# [TASK BRIEF]
Repeat every record below exactly, but leave out any pictures.

···

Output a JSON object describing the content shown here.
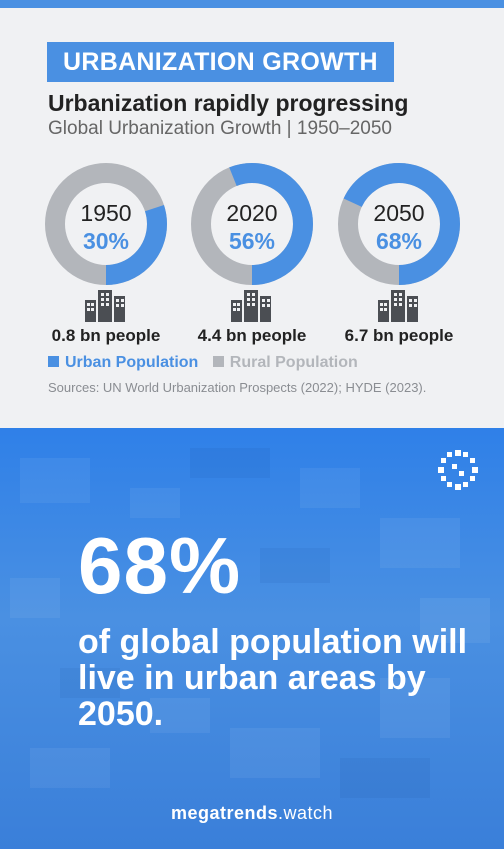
{
  "header": {
    "tag": "URBANIZATION GROWTH",
    "title": "Urbanization rapidly progressing",
    "subtitle": "Global Urbanization Growth | 1950–2050"
  },
  "chart_data": {
    "type": "pie",
    "title": "Global Urbanization Growth | 1950–2050",
    "series": [
      {
        "name": "Urban Population",
        "color": "#4a90e2"
      },
      {
        "name": "Rural Population",
        "color": "#b3b6bb"
      }
    ],
    "donuts": [
      {
        "year": "1950",
        "urban_label": "30%",
        "urban_pct": 30,
        "people": "0.8 bn people"
      },
      {
        "year": "2020",
        "urban_label": "56%",
        "urban_pct": 56,
        "people": "4.4 bn people"
      },
      {
        "year": "2050",
        "urban_label": "68%",
        "urban_pct": 68,
        "people": "6.7 bn people"
      }
    ]
  },
  "legend": {
    "urban": "Urban Population",
    "rural": "Rural Population"
  },
  "sources": "Sources: UN World Urbanization Prospects (2022); HYDE (2023).",
  "highlight": {
    "number": "68%",
    "text": "of global population will live in urban areas by 2050."
  },
  "brand": {
    "bold": "megatrends",
    "light": ".watch"
  },
  "colors": {
    "accent": "#4a90e2",
    "rural": "#b3b6bb"
  },
  "icons": {
    "city": "buildings-icon",
    "logo": "megatrends-logo-icon"
  }
}
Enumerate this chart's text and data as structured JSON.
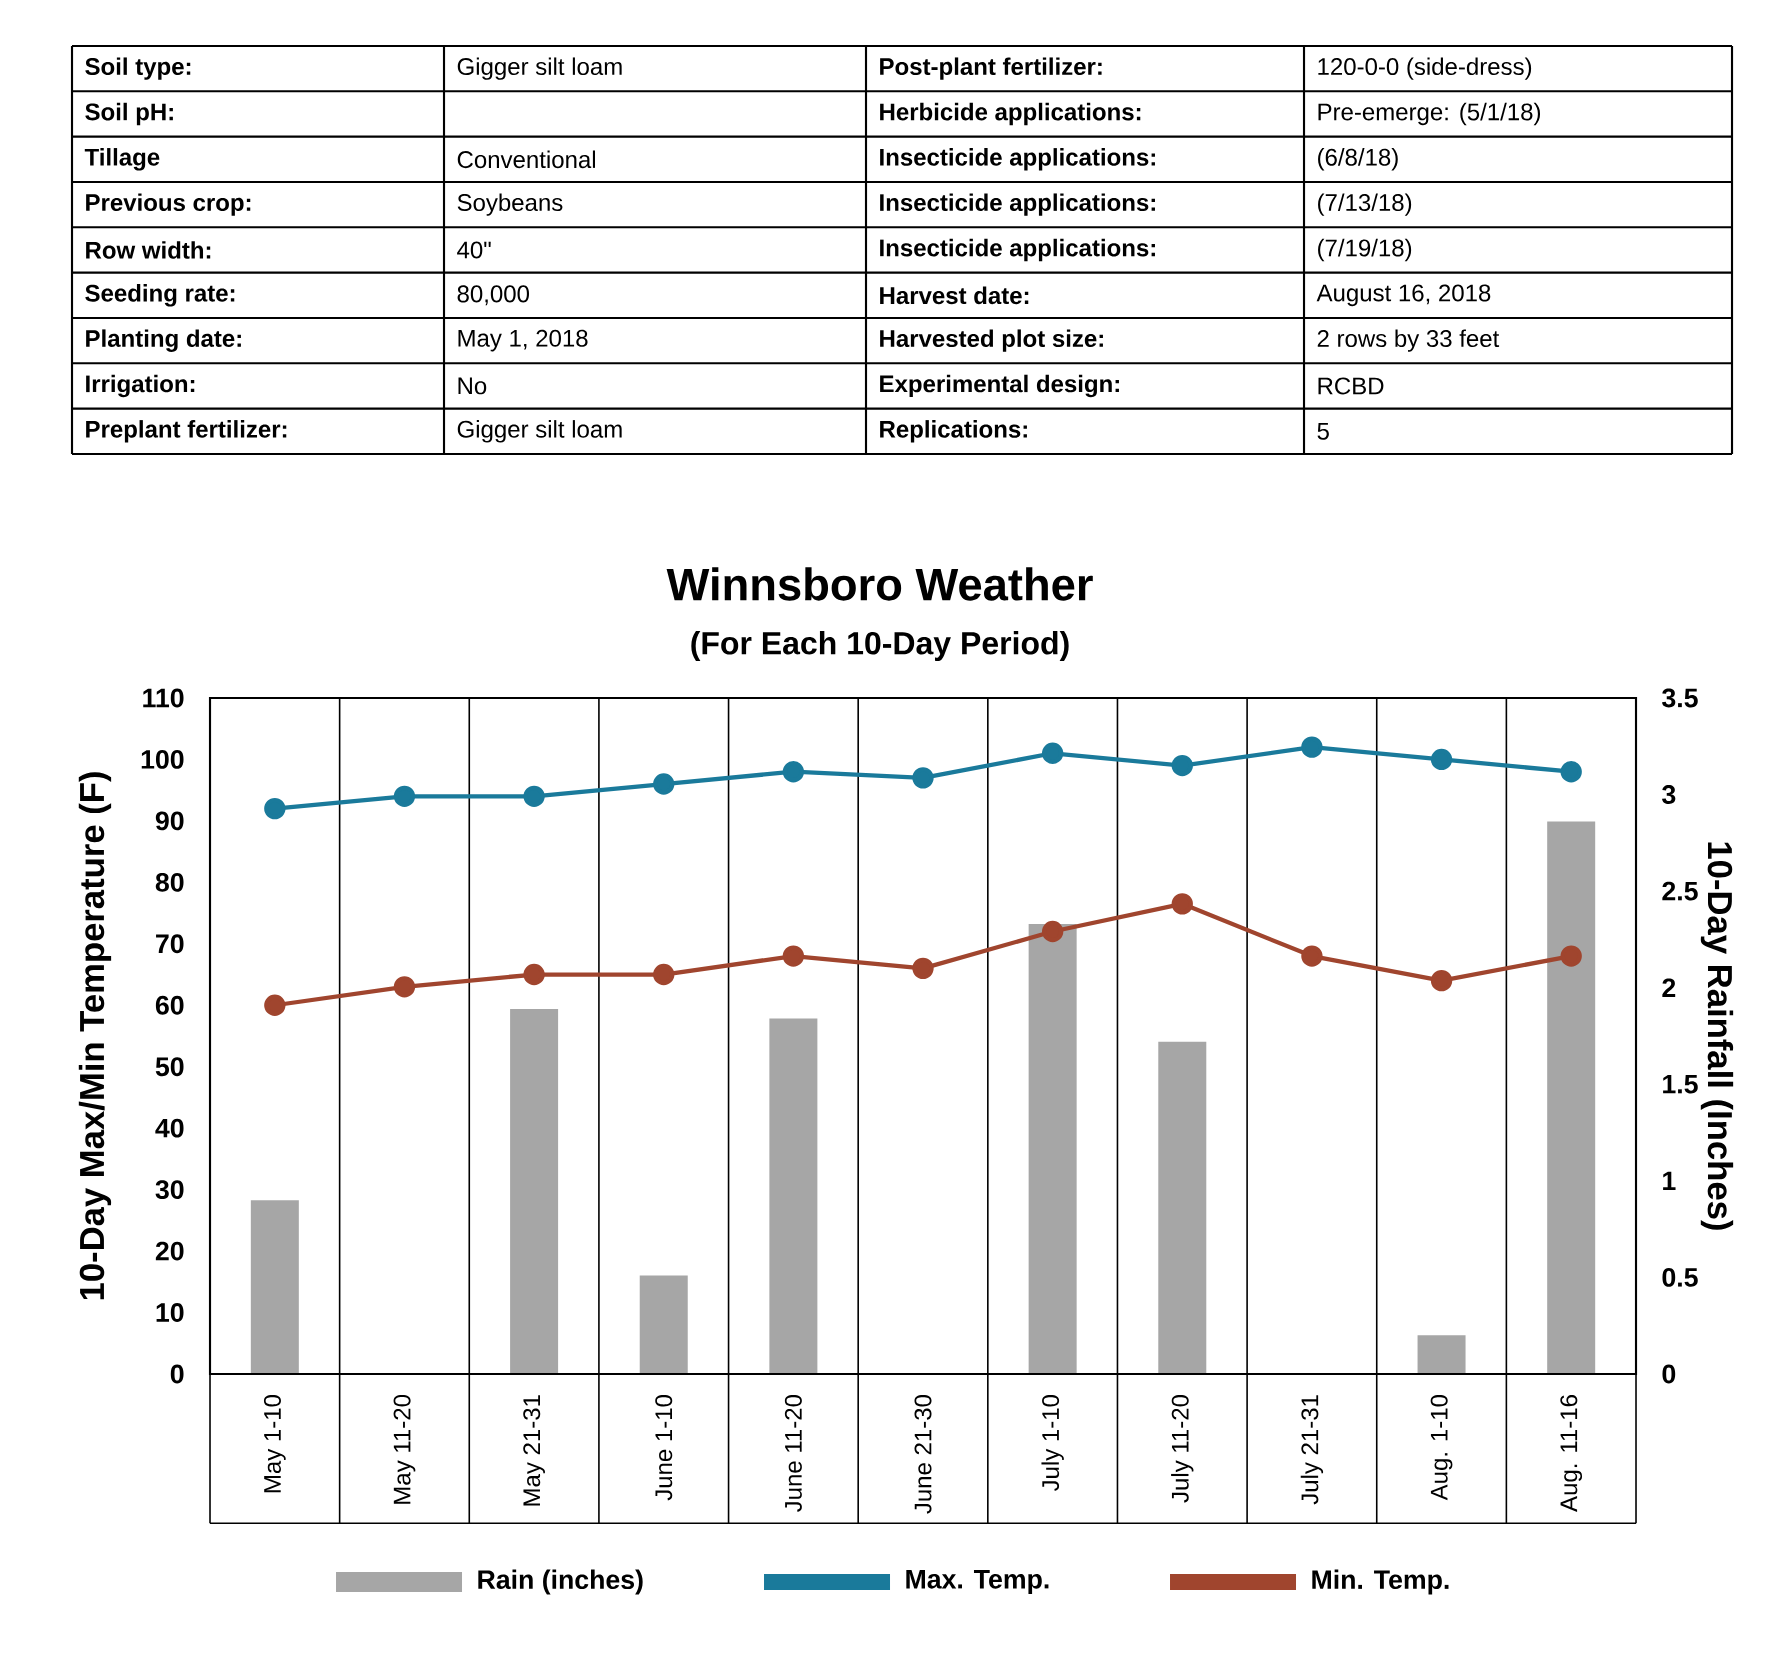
{
  "chart_data": [
    {
      "type": "other",
      "annotations": [
        "Soil type:",
        "Gigger silt loam",
        "Post-plant fertilizer:",
        "120-0-0 (side-dress)",
        "Soil pH:",
        null,
        "Herbicide applications:",
        "Pre-emerge: (5/1/18)",
        "Tillage",
        "Conventional",
        "Insecticide applications:",
        "(6/8/18)",
        "Previous crop:",
        "Soybeans",
        "Insecticide applications:",
        "(7/13/18)",
        "Row width:",
        "40\"",
        "Insecticide applications:",
        "(7/19/18)",
        "Seeding rate:",
        "80,000",
        "Harvest date:",
        "August 16, 2018",
        "Planting date:",
        "May 1, 2018",
        "Harvested plot size:",
        "2 rows by 33 feet",
        "Irrigation:",
        "No",
        "Experimental design:",
        "RCBD",
        "Preplant fertilizer:",
        "Gigger silt loam",
        "Replications:",
        "5"
      ]
    },
    {
      "type": "bar",
      "title": "Winnsboro Weather",
      "subtitle": "(For Each 10-Day Period)",
      "ylabel": "10-Day Max/Min Temperature (F)",
      "y2label": "10-Day Rainfall (Inches)",
      "categories": [
        "May 1-10",
        "May 11-20",
        "May 21-31",
        "June 1-10",
        "June 11-20",
        "June 21-30",
        "July 1-10",
        "July 11-20",
        "July 21-31",
        "Aug. 1-10",
        "Aug. 11-16"
      ],
      "series": [
        {
          "name": "Rain (inches)",
          "type": "bar",
          "axis": "y2",
          "color": "#a6a6a6",
          "values": [
            0.9,
            0,
            1.89,
            0.51,
            1.84,
            0,
            2.33,
            1.72,
            0,
            0.2,
            2.86
          ]
        },
        {
          "name": "Max. Temp.",
          "type": "line",
          "color": "#1a7a9b",
          "values": [
            92,
            94,
            94,
            96,
            98,
            97,
            101,
            99,
            102,
            100,
            98
          ]
        },
        {
          "name": "Min. Temp.",
          "type": "line",
          "color": "#a0452e",
          "values": [
            60,
            63,
            65,
            65,
            68,
            66,
            72,
            76.5,
            68,
            64,
            68
          ]
        }
      ],
      "ylim": [
        0,
        110
      ],
      "yticks": [
        0,
        10,
        20,
        30,
        40,
        50,
        60,
        70,
        80,
        90,
        100,
        110
      ],
      "y2lim": [
        0,
        3.5
      ],
      "y2ticks": [
        0,
        0.5,
        1,
        1.5,
        2,
        2.5,
        3,
        3.5
      ],
      "grid": "x",
      "legend": "bottom",
      "marker": "circle"
    }
  ]
}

···

# [PROBLEM SOLUTION]
Output a JSON object describing the content shown here.
{
  "header": {
    "tag": "URBANIZATION GROWTH",
    "title": "Urbanization rapidly progressing",
    "subtitle": "Global Urbanization Growth | 1950–2050"
  },
  "chart_data": {
    "type": "pie",
    "title": "Global Urbanization Growth | 1950–2050",
    "series": [
      {
        "name": "Urban Population",
        "color": "#4a90e2"
      },
      {
        "name": "Rural Population",
        "color": "#b3b6bb"
      }
    ],
    "donuts": [
      {
        "year": "1950",
        "urban_label": "30%",
        "urban_pct": 30,
        "people": "0.8 bn people"
      },
      {
        "year": "2020",
        "urban_label": "56%",
        "urban_pct": 56,
        "people": "4.4 bn people"
      },
      {
        "year": "2050",
        "urban_label": "68%",
        "urban_pct": 68,
        "people": "6.7 bn people"
      }
    ]
  },
  "legend": {
    "urban": "Urban Population",
    "rural": "Rural Population"
  },
  "sources": "Sources: UN World Urbanization Prospects (2022); HYDE (2023).",
  "highlight": {
    "number": "68%",
    "text": "of global population will live in urban areas by 2050."
  },
  "brand": {
    "bold": "megatrends",
    "light": ".watch"
  },
  "colors": {
    "accent": "#4a90e2",
    "rural": "#b3b6bb"
  },
  "icons": {
    "city": "buildings-icon",
    "logo": "megatrends-logo-icon"
  }
}
Enumerate this chart's text and data as structured JSON.
{
  "chart_data": [
    {
      "type": "other",
      "annotations": [
        "Soil type:",
        "Gigger silt loam",
        "Post-plant fertilizer:",
        "120-0-0 (side-dress)",
        "Soil pH:",
        null,
        "Herbicide applications:",
        "Pre-emerge: (5/1/18)",
        "Tillage",
        "Conventional",
        "Insecticide applications:",
        "(6/8/18)",
        "Previous crop:",
        "Soybeans",
        "Insecticide applications:",
        "(7/13/18)",
        "Row width:",
        "40\"",
        "Insecticide applications:",
        "(7/19/18)",
        "Seeding rate:",
        "80,000",
        "Harvest date:",
        "August 16, 2018",
        "Planting date:",
        "May 1, 2018",
        "Harvested plot size:",
        "2 rows by 33 feet",
        "Irrigation:",
        "No",
        "Experimental design:",
        "RCBD",
        "Preplant fertilizer:",
        "Gigger silt loam",
        "Replications:",
        "5"
      ]
    },
    {
      "type": "bar",
      "title": "Winnsboro Weather",
      "subtitle": "(For Each 10-Day Period)",
      "ylabel": "10-Day Max/Min Temperature (F)",
      "y2label": "10-Day Rainfall (Inches)",
      "categories": [
        "May 1-10",
        "May 11-20",
        "May 21-31",
        "June 1-10",
        "June 11-20",
        "June 21-30",
        "July 1-10",
        "July 11-20",
        "July 21-31",
        "Aug. 1-10",
        "Aug. 11-16"
      ],
      "series": [
        {
          "name": "Rain (inches)",
          "type": "bar",
          "axis": "y2",
          "color": "#a6a6a6",
          "values": [
            0.9,
            0,
            1.89,
            0.51,
            1.84,
            0,
            2.33,
            1.72,
            0,
            0.2,
            2.86
          ]
        },
        {
          "name": "Max. Temp.",
          "type": "line",
          "color": "#1a7a9b",
          "values": [
            92,
            94,
            94,
            96,
            98,
            97,
            101,
            99,
            102,
            100,
            98
          ]
        },
        {
          "name": "Min. Temp.",
          "type": "line",
          "color": "#a0452e",
          "values": [
            60,
            63,
            65,
            65,
            68,
            66,
            72,
            76.5,
            68,
            64,
            68
          ]
        }
      ],
      "ylim": [
        0,
        110
      ],
      "yticks": [
        0,
        10,
        20,
        30,
        40,
        50,
        60,
        70,
        80,
        90,
        100,
        110
      ],
      "y2lim": [
        0,
        3.5
      ],
      "y2ticks": [
        0,
        0.5,
        1,
        1.5,
        2,
        2.5,
        3,
        3.5
      ],
      "grid": "x",
      "legend": "bottom",
      "marker": "circle"
    }
  ]
}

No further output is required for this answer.